**TASK:** Transcribe the material in full, exactly as written.

**GIVEN RECORDS:**
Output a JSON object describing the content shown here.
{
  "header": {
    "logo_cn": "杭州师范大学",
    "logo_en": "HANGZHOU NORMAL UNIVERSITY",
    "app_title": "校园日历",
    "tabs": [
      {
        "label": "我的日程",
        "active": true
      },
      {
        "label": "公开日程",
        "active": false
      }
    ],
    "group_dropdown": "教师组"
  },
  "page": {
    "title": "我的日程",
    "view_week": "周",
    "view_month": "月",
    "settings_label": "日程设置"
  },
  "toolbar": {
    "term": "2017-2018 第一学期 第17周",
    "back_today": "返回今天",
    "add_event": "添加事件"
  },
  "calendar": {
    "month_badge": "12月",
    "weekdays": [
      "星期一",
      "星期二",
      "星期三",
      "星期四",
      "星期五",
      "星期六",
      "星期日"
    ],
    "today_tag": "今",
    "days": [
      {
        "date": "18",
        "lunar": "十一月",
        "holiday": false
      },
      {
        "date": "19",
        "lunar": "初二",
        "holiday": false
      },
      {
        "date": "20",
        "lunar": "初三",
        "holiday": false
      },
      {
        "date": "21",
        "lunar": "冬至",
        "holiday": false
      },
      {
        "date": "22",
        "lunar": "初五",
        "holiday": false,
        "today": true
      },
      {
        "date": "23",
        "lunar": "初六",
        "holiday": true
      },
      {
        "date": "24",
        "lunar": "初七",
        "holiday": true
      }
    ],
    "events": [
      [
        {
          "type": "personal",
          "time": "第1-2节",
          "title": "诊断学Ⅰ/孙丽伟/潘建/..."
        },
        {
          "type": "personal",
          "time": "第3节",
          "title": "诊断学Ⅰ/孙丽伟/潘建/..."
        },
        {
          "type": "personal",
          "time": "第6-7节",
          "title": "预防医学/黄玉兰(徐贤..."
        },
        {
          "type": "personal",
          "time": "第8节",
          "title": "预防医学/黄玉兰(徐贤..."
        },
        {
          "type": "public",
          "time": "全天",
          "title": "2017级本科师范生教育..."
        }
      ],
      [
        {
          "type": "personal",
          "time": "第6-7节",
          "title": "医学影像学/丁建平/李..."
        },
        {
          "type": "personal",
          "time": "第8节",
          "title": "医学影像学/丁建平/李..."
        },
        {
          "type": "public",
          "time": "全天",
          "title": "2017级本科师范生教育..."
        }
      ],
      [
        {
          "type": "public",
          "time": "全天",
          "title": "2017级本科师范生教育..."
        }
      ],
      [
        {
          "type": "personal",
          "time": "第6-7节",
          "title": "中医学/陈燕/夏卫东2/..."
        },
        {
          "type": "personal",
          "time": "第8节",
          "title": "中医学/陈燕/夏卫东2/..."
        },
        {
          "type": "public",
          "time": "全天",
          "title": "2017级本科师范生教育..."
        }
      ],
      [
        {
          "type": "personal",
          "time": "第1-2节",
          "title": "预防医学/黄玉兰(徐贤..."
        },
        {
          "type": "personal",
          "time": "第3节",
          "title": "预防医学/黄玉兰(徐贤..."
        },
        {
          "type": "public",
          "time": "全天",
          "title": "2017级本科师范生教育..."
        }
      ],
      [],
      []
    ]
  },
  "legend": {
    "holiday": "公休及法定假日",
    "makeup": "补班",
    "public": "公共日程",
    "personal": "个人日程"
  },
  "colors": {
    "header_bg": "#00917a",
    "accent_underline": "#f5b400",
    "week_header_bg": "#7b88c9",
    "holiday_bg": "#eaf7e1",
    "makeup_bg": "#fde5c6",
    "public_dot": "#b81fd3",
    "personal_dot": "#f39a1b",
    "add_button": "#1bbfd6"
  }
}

**WRITTEN RESPONSE:**
Output a JSON object describing the content shown here.
{
  "header": {
    "logo_cn": "杭州师范大学",
    "logo_en": "HANGZHOU NORMAL UNIVERSITY",
    "app_title": "校园日历",
    "tabs": [
      {
        "label": "我的日程",
        "active": true
      },
      {
        "label": "公开日程",
        "active": false
      }
    ],
    "group_dropdown": "教师组"
  },
  "page": {
    "title": "我的日程",
    "view_week": "周",
    "view_month": "月",
    "settings_label": "日程设置"
  },
  "toolbar": {
    "term": "2017-2018 第一学期 第17周",
    "back_today": "返回今天",
    "add_event": "添加事件"
  },
  "calendar": {
    "month_badge": "12月",
    "weekdays": [
      "星期一",
      "星期二",
      "星期三",
      "星期四",
      "星期五",
      "星期六",
      "星期日"
    ],
    "today_tag": "今",
    "days": [
      {
        "date": "18",
        "lunar": "十一月",
        "holiday": false
      },
      {
        "date": "19",
        "lunar": "初二",
        "holiday": false
      },
      {
        "date": "20",
        "lunar": "初三",
        "holiday": false
      },
      {
        "date": "21",
        "lunar": "冬至",
        "holiday": false
      },
      {
        "date": "22",
        "lunar": "初五",
        "holiday": false,
        "today": true
      },
      {
        "date": "23",
        "lunar": "初六",
        "holiday": true
      },
      {
        "date": "24",
        "lunar": "初七",
        "holiday": true
      }
    ],
    "events": [
      [
        {
          "type": "personal",
          "time": "第1-2节",
          "title": "诊断学Ⅰ/孙丽伟/潘建/..."
        },
        {
          "type": "personal",
          "time": "第3节",
          "title": "诊断学Ⅰ/孙丽伟/潘建/..."
        },
        {
          "type": "personal",
          "time": "第6-7节",
          "title": "预防医学/黄玉兰(徐贤..."
        },
        {
          "type": "personal",
          "time": "第8节",
          "title": "预防医学/黄玉兰(徐贤..."
        },
        {
          "type": "public",
          "time": "全天",
          "title": "2017级本科师范生教育..."
        }
      ],
      [
        {
          "type": "personal",
          "time": "第6-7节",
          "title": "医学影像学/丁建平/李..."
        },
        {
          "type": "personal",
          "time": "第8节",
          "title": "医学影像学/丁建平/李..."
        },
        {
          "type": "public",
          "time": "全天",
          "title": "2017级本科师范生教育..."
        }
      ],
      [
        {
          "type": "public",
          "time": "全天",
          "title": "2017级本科师范生教育..."
        }
      ],
      [
        {
          "type": "personal",
          "time": "第6-7节",
          "title": "中医学/陈燕/夏卫东2/..."
        },
        {
          "type": "personal",
          "time": "第8节",
          "title": "中医学/陈燕/夏卫东2/..."
        },
        {
          "type": "public",
          "time": "全天",
          "title": "2017级本科师范生教育..."
        }
      ],
      [
        {
          "type": "personal",
          "time": "第1-2节",
          "title": "预防医学/黄玉兰(徐贤..."
        },
        {
          "type": "personal",
          "time": "第3节",
          "title": "预防医学/黄玉兰(徐贤..."
        },
        {
          "type": "public",
          "time": "全天",
          "title": "2017级本科师范生教育..."
        }
      ],
      [],
      []
    ]
  },
  "legend": {
    "holiday": "公休及法定假日",
    "makeup": "补班",
    "public": "公共日程",
    "personal": "个人日程"
  },
  "colors": {
    "header_bg": "#00917a",
    "accent_underline": "#f5b400",
    "week_header_bg": "#7b88c9",
    "holiday_bg": "#eaf7e1",
    "makeup_bg": "#fde5c6",
    "public_dot": "#b81fd3",
    "personal_dot": "#f39a1b",
    "add_button": "#1bbfd6"
  }
}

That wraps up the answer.